A run of records:
━━━━━━━━

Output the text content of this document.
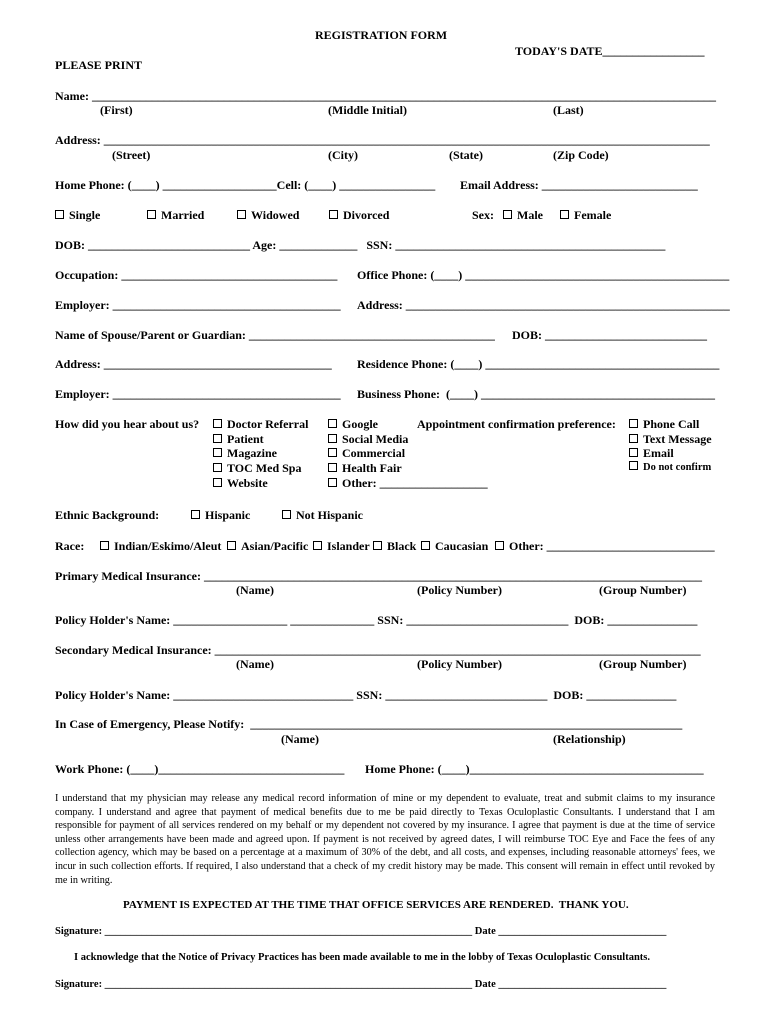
REGISTRATION FORM
TODAY'S DATE_________________
PLEASE PRINT
Name: ________________________________________________________________________________________________________
(First)	(Middle Initial)	(Last)
Address: _____________________________________________________________________________________________________
(Street)	(City)	(State)	(Zip Code)
Home Phone: (____) ___________________Cell: (____) ________________ Email Address: __________________________
Single	Married	Widowed	Divorced	Sex:	Male	Female
DOB: ___________________________ Age: _____________   SSN: _____________________________________________
Occupation: ____________________________________ Office Phone: (____) ____________________________________________
Employer: ______________________________________ Address: ______________________________________________________
Name of Spouse/Parent or Guardian: _________________________________________ DOB: ___________________________
Address: ______________________________________ Residence Phone: (____) _______________________________________
Employer: ______________________________________ Business Phone:  (____) _______________________________________
How did you hear about us?	Doctor Referral
Patient
Magazine
TOC Med Spa
Website
Google
Social Media
Commercial
Health Fair
Other: __________________
Appointment confirmation preference:	Phone Call
Text Message
Email
Do not confirm
Ethnic Background:	Hispanic	Not Hispanic
Race:	Indian/Eskimo/Aleut	Asian/Pacific	Islander	Black	Caucasian	Other: ____________________________
Primary Medical Insurance: ___________________________________________________________________________________
(Name)	(Policy Number)	(Group Number)
Policy Holder's Name: ___________________ ______________ SSN: ___________________________  DOB: _______________
Secondary Medical Insurance: _________________________________________________________________________________
(Name)	(Policy Number)	(Group Number)
Policy Holder's Name: ______________________________ SSN: ___________________________  DOB: _______________
In Case of Emergency, Please Notify:  ________________________________________________________________________
(Name)	(Relationship)
Work Phone: (____)_______________________________ Home Phone: (____)_______________________________________
I understand that my physician may release any medical record information of mine or my dependent to evaluate, treat and submit claims to my insurance company. I understand and agree that payment of medical benefits due to me be paid directly to Texas Oculoplastic Consultants. I understand that I am responsible for payment of all services rendered on my behalf or my dependent not covered by my insurance. I agree that payment is due at the time of service unless other arrangements have been made and agreed upon. If payment is not received by agreed dates, I will reimburse TOC Eye and Face the fees of any collection agency, which may be based on a percentage at a maximum of 30% of the debt, and all costs, and expenses, including reasonable attorneys' fees, we incur in such collection efforts. If required, I also understand that a check of my credit history may be made. This consent will remain in effect until revoked by me in writing.
PAYMENT IS EXPECTED AT THE TIME THAT OFFICE SERVICES ARE RENDERED.  THANK YOU.
Signature: ______________________________________________________________________ Date ________________________________
I acknowledge that the Notice of Privacy Practices has been made available to me in the lobby of Texas Oculoplastic Consultants.
Signature: ______________________________________________________________________ Date ________________________________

━━━━━━━━

> STATED TASK:
Check each line of the entries for the string "Phone". Copy the lines that have it.

> FULL ANSWER:
Home Phone: (____) ___________________Cell: (____) ________________ Email Address: __________________________
Occupation: ____________________________________ Office Phone: (____) ____________________________________________
Address: ______________________________________ Residence Phone: (____) _______________________________________
Employer: ______________________________________ Business Phone:  (____) _______________________________________
Appointment confirmation preference:	Phone Call
Work Phone: (____)_______________________________ Home Phone: (____)_______________________________________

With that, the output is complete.